**What is being asked**
Take the entries below and reproduce them word for word.
↓
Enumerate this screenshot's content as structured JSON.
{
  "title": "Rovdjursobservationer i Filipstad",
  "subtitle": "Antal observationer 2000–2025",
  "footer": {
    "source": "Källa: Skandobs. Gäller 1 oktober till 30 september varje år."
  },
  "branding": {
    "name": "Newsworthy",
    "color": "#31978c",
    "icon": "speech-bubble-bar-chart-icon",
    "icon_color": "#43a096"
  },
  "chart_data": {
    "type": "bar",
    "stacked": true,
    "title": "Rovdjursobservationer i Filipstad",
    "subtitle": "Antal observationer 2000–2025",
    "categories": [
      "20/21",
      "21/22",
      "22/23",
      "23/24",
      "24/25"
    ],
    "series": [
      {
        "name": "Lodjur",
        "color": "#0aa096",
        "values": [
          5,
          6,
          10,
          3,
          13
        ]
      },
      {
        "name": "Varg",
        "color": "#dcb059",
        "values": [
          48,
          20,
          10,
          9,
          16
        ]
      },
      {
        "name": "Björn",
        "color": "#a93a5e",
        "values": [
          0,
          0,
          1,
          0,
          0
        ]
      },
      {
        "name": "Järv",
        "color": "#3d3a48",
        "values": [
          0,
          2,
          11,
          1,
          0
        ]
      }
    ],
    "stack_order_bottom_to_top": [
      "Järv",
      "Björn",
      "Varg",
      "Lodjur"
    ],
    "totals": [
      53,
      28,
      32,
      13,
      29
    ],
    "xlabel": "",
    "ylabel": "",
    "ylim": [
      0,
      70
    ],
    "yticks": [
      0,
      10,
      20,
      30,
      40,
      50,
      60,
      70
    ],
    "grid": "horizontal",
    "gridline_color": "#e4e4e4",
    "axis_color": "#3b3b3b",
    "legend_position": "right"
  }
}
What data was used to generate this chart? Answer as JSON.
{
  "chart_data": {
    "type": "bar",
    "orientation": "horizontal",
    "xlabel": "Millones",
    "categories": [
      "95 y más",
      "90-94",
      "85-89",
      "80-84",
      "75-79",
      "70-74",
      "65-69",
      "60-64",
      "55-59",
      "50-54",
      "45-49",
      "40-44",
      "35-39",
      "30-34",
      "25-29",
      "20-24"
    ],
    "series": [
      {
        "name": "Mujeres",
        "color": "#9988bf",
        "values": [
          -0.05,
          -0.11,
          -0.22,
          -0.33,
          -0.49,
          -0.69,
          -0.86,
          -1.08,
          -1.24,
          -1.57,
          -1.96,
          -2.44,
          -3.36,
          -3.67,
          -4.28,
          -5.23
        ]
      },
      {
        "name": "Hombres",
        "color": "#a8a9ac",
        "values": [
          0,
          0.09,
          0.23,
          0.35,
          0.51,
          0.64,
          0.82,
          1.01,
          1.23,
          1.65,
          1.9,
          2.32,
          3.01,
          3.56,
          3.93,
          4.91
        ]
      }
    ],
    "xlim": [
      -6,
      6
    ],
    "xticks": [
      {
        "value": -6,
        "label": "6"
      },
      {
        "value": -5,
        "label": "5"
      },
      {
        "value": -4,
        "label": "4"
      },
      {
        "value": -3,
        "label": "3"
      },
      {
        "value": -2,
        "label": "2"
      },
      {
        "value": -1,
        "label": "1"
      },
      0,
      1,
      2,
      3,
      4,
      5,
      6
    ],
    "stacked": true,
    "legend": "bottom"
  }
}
↑
**Result of the task**
Enumerate this screenshot's content as structured JSON.
{
  "title": "Rovdjursobservationer i Filipstad",
  "subtitle": "Antal observationer 2000–2025",
  "footer": {
    "source": "Källa: Skandobs. Gäller 1 oktober till 30 september varje år."
  },
  "branding": {
    "name": "Newsworthy",
    "color": "#31978c",
    "icon": "speech-bubble-bar-chart-icon",
    "icon_color": "#43a096"
  },
  "chart_data": {
    "type": "bar",
    "stacked": true,
    "title": "Rovdjursobservationer i Filipstad",
    "subtitle": "Antal observationer 2000–2025",
    "categories": [
      "20/21",
      "21/22",
      "22/23",
      "23/24",
      "24/25"
    ],
    "series": [
      {
        "name": "Lodjur",
        "color": "#0aa096",
        "values": [
          5,
          6,
          10,
          3,
          13
        ]
      },
      {
        "name": "Varg",
        "color": "#dcb059",
        "values": [
          48,
          20,
          10,
          9,
          16
        ]
      },
      {
        "name": "Björn",
        "color": "#a93a5e",
        "values": [
          0,
          0,
          1,
          0,
          0
        ]
      },
      {
        "name": "Järv",
        "color": "#3d3a48",
        "values": [
          0,
          2,
          11,
          1,
          0
        ]
      }
    ],
    "stack_order_bottom_to_top": [
      "Järv",
      "Björn",
      "Varg",
      "Lodjur"
    ],
    "totals": [
      53,
      28,
      32,
      13,
      29
    ],
    "xlabel": "",
    "ylabel": "",
    "ylim": [
      0,
      70
    ],
    "yticks": [
      0,
      10,
      20,
      30,
      40,
      50,
      60,
      70
    ],
    "grid": "horizontal",
    "gridline_color": "#e4e4e4",
    "axis_color": "#3b3b3b",
    "legend_position": "right"
  }
}
What data was used to generate this chart? Answer as JSON.
{
  "chart_data": {
    "type": "bar",
    "orientation": "horizontal",
    "xlabel": "Millones",
    "categories": [
      "95 y más",
      "90-94",
      "85-89",
      "80-84",
      "75-79",
      "70-74",
      "65-69",
      "60-64",
      "55-59",
      "50-54",
      "45-49",
      "40-44",
      "35-39",
      "30-34",
      "25-29",
      "20-24"
    ],
    "series": [
      {
        "name": "Mujeres",
        "color": "#9988bf",
        "values": [
          -0.05,
          -0.11,
          -0.22,
          -0.33,
          -0.49,
          -0.69,
          -0.86,
          -1.08,
          -1.24,
          -1.57,
          -1.96,
          -2.44,
          -3.36,
          -3.67,
          -4.28,
          -5.23
        ]
      },
      {
        "name": "Hombres",
        "color": "#a8a9ac",
        "values": [
          0,
          0.09,
          0.23,
          0.35,
          0.51,
          0.64,
          0.82,
          1.01,
          1.23,
          1.65,
          1.9,
          2.32,
          3.01,
          3.56,
          3.93,
          4.91
        ]
      }
    ],
    "xlim": [
      -6,
      6
    ],
    "xticks": [
      {
        "value": -6,
        "label": "6"
      },
      {
        "value": -5,
        "label": "5"
      },
      {
        "value": -4,
        "label": "4"
      },
      {
        "value": -3,
        "label": "3"
      },
      {
        "value": -2,
        "label": "2"
      },
      {
        "value": -1,
        "label": "1"
      },
      0,
      1,
      2,
      3,
      4,
      5,
      6
    ],
    "stacked": true,
    "legend": "bottom"
  }
}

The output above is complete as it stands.